>> Start RECORDS TO USE
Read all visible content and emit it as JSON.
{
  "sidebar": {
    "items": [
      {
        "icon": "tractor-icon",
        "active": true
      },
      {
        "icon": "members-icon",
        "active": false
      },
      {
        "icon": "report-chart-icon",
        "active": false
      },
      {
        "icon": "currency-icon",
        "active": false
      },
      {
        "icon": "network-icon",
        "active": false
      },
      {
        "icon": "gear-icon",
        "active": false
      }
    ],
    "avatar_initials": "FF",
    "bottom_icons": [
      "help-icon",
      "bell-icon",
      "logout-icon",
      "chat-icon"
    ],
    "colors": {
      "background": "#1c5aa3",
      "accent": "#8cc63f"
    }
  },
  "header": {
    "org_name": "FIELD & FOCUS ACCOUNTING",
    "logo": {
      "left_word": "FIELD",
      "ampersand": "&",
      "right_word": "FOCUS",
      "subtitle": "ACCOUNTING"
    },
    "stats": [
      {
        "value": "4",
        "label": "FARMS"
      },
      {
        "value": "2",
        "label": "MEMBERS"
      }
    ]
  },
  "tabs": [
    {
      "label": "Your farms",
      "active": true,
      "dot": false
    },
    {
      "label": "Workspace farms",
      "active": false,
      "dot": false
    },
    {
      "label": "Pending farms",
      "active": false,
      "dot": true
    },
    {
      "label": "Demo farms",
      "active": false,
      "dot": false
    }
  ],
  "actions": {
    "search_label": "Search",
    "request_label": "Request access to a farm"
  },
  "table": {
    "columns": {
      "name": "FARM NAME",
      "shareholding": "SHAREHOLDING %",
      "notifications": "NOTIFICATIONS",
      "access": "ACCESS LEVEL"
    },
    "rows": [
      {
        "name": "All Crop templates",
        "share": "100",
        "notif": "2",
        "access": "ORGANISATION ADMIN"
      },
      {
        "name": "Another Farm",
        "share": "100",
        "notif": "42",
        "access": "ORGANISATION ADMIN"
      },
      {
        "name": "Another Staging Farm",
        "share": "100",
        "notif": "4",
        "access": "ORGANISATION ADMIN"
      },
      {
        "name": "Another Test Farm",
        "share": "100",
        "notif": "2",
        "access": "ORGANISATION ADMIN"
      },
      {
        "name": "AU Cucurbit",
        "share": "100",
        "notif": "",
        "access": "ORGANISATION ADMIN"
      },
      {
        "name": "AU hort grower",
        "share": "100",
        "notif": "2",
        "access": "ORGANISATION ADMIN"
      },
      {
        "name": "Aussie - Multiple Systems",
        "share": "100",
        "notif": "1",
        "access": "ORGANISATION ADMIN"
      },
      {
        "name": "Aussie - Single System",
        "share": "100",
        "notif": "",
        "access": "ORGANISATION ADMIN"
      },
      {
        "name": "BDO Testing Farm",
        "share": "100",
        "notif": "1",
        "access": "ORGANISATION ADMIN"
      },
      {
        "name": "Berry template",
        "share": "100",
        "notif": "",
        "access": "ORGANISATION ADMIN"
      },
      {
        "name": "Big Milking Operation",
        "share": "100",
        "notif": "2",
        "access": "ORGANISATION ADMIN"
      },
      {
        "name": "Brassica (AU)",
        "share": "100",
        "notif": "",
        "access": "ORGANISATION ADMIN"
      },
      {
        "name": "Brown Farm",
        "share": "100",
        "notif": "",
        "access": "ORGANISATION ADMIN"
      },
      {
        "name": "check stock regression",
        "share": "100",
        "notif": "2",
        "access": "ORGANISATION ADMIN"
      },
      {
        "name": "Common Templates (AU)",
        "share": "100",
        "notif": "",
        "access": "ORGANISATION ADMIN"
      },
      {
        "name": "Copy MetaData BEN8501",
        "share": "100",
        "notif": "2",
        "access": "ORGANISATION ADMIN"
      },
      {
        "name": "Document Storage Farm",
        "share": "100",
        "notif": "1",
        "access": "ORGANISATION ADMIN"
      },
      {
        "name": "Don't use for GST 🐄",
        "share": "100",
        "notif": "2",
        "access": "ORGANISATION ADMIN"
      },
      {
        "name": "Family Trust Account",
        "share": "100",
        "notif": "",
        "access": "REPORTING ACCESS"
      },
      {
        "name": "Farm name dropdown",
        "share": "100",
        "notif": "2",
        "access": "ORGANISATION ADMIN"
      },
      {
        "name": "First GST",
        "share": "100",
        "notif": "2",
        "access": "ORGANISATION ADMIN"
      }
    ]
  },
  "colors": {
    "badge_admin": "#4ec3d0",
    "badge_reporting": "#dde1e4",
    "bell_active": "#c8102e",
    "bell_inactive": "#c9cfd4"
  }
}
>> End RECORDS TO USE
What is the number of lines holding the word "FOCUS"? State it alone.

--- OUTPUT BELOW ---
2